**Task to carry out:** Pull each line holding the word "JSON" from the data.
** begin Recorded data **
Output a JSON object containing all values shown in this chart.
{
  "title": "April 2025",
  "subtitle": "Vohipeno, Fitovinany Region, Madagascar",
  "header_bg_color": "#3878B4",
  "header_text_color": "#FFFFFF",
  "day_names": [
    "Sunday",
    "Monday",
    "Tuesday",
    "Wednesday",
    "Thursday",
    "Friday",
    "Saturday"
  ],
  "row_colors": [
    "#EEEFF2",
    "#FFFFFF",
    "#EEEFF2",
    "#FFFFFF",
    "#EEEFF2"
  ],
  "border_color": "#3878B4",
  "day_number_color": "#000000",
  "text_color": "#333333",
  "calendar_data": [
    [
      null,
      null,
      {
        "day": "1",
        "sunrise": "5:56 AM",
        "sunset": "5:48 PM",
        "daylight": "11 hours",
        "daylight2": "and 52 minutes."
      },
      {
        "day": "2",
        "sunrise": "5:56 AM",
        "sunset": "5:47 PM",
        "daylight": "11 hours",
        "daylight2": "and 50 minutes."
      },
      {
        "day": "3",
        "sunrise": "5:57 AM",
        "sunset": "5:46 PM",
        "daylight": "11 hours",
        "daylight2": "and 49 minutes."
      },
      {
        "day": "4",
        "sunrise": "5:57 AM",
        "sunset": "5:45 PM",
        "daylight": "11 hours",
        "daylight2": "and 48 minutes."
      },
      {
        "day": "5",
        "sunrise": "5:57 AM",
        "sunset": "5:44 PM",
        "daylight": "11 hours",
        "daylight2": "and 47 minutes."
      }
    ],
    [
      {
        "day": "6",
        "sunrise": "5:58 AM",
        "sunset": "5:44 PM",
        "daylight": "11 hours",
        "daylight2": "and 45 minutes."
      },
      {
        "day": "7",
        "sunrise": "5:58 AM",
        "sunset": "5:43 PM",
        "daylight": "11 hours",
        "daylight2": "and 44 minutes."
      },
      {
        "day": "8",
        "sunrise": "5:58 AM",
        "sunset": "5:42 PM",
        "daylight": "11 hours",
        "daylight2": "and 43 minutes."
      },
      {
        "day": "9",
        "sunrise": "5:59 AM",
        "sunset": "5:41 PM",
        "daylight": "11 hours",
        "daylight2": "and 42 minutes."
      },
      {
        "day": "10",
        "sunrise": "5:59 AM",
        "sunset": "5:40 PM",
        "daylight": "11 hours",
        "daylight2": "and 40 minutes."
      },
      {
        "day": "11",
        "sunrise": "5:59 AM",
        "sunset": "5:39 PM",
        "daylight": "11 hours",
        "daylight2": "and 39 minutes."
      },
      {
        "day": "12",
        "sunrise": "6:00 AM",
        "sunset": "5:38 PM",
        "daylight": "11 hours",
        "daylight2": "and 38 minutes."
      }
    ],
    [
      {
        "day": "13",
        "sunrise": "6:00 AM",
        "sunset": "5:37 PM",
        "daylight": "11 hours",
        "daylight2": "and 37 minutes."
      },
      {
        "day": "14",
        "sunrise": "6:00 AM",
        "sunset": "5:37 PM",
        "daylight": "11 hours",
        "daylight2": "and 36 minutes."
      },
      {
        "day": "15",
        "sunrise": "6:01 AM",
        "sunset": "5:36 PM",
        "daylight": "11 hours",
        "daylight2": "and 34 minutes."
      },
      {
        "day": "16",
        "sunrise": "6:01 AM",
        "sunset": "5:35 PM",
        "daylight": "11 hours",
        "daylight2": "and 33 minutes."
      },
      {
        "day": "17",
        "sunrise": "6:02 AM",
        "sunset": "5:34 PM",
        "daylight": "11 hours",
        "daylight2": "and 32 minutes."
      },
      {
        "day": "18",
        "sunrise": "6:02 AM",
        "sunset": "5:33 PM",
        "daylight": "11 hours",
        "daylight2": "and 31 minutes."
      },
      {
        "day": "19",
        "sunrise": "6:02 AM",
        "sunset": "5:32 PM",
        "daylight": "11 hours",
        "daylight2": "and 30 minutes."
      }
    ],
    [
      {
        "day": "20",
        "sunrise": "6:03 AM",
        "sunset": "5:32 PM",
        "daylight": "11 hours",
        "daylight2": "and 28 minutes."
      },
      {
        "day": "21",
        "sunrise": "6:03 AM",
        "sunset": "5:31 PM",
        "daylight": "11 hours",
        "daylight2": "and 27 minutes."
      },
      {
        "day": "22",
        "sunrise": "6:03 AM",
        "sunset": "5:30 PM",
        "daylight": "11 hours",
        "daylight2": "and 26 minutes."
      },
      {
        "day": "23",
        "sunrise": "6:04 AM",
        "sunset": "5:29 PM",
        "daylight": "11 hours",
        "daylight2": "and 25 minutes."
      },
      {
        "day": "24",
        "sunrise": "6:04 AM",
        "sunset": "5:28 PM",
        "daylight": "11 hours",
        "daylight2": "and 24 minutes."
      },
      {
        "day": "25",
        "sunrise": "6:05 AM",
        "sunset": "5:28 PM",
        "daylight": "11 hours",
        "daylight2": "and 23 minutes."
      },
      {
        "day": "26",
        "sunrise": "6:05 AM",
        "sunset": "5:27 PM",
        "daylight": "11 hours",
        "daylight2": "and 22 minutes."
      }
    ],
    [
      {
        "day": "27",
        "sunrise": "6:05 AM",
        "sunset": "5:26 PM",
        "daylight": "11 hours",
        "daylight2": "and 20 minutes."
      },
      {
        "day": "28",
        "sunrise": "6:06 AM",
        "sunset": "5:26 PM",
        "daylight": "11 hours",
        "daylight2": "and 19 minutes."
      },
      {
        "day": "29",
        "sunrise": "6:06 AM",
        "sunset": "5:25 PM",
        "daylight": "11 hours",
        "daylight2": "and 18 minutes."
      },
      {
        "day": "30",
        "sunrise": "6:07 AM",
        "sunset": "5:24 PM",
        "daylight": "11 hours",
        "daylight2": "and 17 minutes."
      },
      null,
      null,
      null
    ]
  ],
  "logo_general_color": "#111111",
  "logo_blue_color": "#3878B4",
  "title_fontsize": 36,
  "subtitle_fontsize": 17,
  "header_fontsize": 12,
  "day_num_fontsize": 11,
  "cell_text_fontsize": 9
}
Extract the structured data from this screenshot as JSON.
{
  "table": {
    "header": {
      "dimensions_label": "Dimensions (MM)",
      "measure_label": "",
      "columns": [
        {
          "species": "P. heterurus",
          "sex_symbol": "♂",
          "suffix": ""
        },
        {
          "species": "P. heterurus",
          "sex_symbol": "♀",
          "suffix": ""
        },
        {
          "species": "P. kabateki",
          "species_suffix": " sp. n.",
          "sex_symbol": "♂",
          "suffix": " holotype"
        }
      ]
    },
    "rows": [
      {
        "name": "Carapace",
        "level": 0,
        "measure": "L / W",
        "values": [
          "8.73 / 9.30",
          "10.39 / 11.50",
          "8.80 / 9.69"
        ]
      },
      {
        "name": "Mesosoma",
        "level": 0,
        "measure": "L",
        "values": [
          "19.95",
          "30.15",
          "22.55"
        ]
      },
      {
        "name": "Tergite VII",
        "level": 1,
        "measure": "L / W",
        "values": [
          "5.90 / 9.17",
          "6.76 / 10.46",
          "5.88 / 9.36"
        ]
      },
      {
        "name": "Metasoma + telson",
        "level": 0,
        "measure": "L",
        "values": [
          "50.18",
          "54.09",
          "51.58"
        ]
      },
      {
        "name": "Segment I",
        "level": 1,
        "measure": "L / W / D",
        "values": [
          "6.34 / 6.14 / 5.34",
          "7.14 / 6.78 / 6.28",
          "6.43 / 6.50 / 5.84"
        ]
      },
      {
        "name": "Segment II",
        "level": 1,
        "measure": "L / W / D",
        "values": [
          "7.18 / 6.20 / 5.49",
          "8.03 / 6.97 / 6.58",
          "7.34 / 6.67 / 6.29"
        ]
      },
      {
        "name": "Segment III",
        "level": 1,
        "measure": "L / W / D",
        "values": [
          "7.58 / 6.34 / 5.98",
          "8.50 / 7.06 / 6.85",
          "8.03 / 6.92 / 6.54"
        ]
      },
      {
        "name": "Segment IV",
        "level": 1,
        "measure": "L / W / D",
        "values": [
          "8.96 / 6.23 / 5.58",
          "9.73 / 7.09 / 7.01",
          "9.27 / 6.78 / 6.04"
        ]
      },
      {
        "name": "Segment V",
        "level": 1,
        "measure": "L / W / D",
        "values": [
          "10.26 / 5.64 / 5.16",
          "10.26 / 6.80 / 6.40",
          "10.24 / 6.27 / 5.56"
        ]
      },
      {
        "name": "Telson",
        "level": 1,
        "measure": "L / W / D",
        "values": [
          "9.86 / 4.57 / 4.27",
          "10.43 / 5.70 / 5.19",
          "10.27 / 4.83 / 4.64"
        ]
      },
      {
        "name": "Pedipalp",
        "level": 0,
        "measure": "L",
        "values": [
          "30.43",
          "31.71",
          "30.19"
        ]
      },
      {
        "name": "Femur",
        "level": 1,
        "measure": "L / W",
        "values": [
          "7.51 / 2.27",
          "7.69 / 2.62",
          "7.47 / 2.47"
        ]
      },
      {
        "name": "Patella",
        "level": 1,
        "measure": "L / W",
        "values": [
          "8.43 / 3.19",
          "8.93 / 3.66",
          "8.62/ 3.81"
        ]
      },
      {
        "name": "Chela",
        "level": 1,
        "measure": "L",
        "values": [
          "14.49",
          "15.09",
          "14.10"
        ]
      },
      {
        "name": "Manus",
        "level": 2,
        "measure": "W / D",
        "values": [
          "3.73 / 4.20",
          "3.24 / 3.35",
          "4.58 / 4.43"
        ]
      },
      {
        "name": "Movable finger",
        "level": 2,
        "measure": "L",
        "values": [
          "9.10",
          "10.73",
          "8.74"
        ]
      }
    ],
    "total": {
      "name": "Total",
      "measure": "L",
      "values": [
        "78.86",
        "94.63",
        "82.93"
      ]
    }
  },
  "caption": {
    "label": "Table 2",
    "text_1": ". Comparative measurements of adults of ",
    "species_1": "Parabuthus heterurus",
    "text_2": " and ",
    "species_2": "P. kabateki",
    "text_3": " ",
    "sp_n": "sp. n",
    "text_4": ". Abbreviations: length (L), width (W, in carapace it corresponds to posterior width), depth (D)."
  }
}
** end Recorded data **
**Response:**
Output a JSON object containing all values shown in this chart.
Extract the structured data from this screenshot as JSON.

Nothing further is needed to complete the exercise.